◆ **Directive**: Copy the lines of the records word for word, starting at the line containing "Localize each UI" and ending at the line containing "- desktop-position-group: [329, 330, 530, 366]". Leave the picture out of your copy.

◆ **Data records**:
════════════════

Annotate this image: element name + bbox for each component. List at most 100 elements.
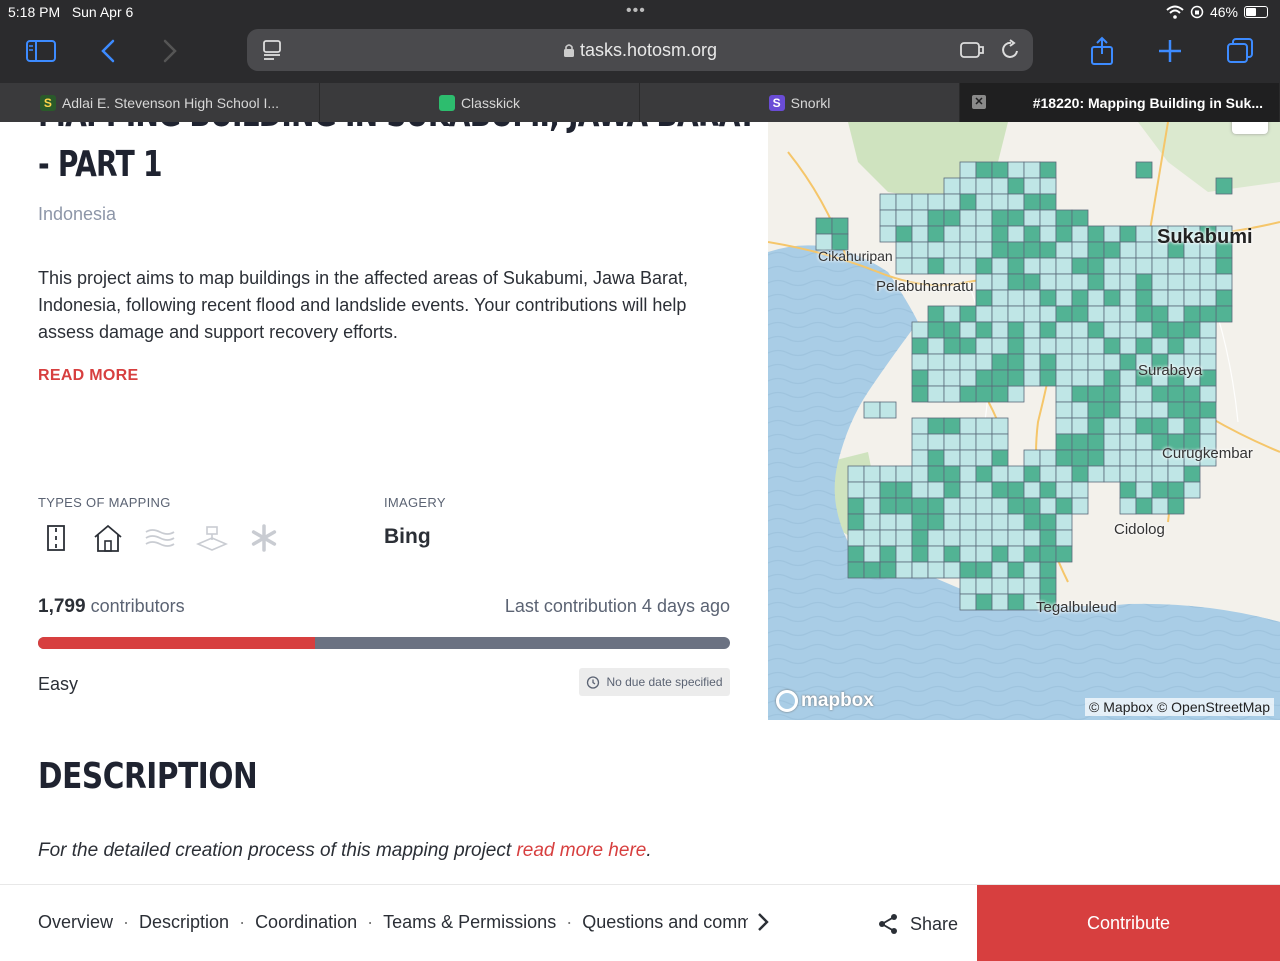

════════════════

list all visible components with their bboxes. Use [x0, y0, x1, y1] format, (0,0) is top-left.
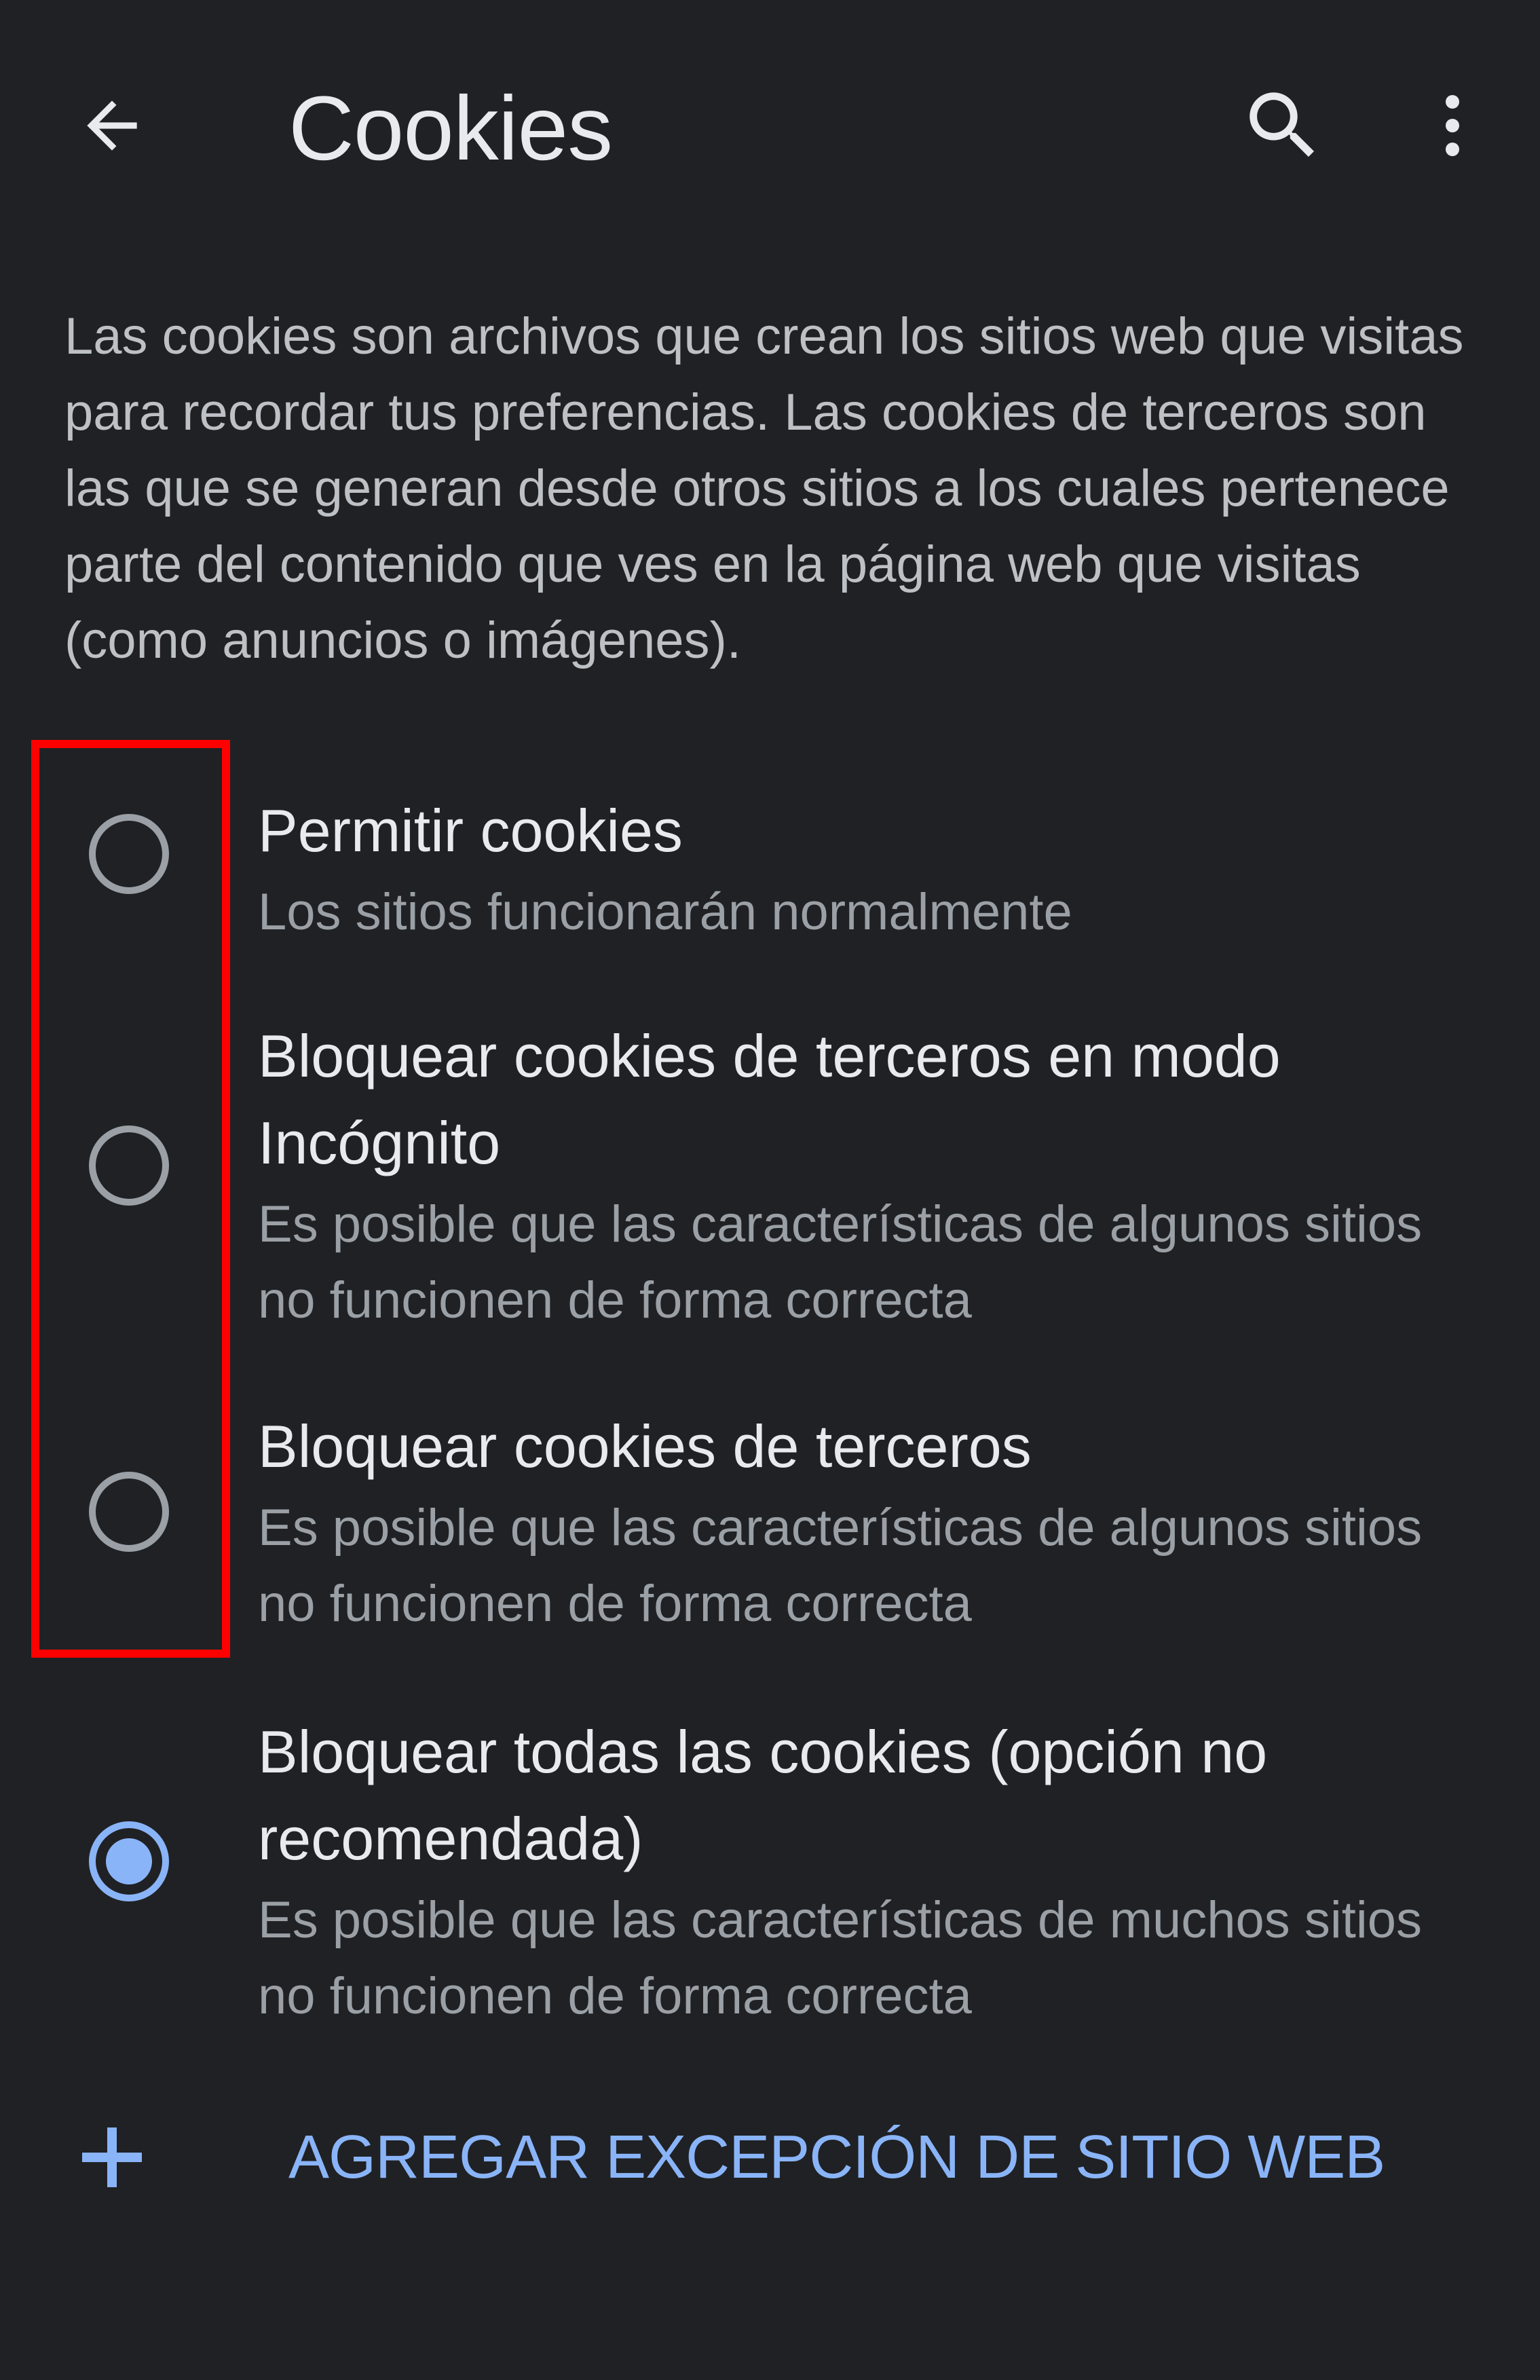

════════════════

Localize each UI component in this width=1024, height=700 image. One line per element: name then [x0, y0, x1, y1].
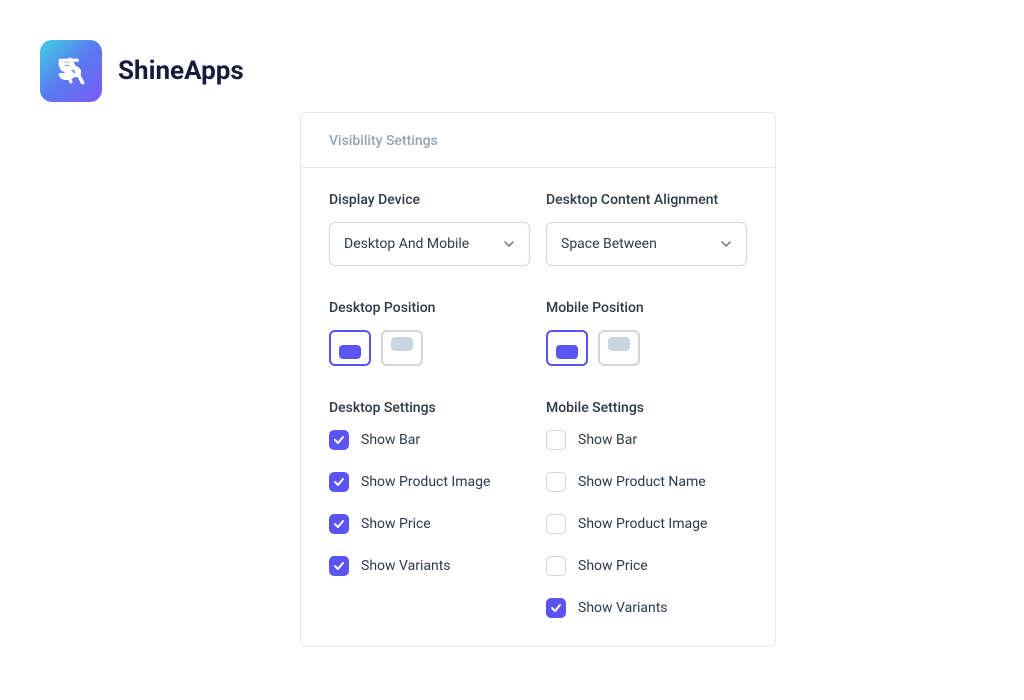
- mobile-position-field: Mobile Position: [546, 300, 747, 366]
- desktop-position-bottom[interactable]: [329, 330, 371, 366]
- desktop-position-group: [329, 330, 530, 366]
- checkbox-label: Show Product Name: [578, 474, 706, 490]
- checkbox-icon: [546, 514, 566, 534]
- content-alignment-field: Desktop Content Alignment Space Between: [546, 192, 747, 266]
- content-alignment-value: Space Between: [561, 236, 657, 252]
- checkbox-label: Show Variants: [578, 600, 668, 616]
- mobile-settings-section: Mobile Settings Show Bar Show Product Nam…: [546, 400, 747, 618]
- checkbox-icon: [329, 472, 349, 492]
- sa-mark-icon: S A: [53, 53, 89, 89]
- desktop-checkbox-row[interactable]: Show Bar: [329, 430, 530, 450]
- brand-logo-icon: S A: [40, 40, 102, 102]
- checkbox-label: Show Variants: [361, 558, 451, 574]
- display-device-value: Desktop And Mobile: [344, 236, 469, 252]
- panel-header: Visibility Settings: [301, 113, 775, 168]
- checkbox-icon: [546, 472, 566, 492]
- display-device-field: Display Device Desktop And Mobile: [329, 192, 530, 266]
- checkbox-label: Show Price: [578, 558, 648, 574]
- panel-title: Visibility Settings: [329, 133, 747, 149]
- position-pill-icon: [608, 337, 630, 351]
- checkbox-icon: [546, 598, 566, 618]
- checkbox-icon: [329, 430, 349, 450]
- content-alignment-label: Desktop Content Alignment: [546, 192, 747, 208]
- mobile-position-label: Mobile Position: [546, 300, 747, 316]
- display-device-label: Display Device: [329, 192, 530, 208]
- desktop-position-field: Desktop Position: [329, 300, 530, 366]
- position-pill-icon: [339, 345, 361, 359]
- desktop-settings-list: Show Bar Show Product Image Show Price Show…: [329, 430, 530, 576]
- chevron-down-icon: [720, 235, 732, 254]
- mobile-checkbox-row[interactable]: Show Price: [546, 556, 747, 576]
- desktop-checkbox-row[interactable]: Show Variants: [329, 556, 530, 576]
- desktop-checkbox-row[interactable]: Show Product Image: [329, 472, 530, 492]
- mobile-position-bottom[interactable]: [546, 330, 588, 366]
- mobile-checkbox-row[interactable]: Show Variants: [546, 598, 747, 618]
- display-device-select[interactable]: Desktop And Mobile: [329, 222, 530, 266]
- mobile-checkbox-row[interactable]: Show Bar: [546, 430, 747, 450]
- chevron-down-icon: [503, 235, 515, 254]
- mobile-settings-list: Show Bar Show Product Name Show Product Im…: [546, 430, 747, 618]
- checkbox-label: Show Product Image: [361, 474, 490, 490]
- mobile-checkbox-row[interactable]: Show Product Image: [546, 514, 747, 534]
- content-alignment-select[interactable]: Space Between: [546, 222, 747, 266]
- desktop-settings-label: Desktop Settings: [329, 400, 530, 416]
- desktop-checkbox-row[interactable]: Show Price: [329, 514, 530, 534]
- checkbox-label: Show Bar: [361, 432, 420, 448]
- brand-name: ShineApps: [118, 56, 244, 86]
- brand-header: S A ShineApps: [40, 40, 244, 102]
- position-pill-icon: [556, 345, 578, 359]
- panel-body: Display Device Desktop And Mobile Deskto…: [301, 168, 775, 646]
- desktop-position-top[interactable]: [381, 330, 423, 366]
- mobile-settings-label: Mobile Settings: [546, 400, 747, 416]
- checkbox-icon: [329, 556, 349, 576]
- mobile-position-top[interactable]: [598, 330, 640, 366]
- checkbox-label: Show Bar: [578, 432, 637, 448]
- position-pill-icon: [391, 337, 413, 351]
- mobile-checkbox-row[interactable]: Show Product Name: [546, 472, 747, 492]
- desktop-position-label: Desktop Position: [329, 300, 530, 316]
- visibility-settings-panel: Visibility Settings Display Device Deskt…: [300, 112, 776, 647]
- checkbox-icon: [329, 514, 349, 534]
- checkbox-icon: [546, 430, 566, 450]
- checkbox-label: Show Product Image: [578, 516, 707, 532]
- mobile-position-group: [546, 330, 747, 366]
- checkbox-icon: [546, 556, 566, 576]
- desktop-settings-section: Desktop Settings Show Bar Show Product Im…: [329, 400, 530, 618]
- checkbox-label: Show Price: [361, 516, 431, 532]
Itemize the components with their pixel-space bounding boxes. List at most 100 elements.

════════════════

◆ **Reply to the task**:
Localize each UI component in this width=1024, height=700 image. One line per element: name then [x0, y0, x1, y1].
- mobile-position-field: Mobile Position: [546, 300, 747, 366]
- desktop-position-bottom[interactable]: [329, 330, 371, 366]
- desktop-position-group: [329, 330, 530, 366]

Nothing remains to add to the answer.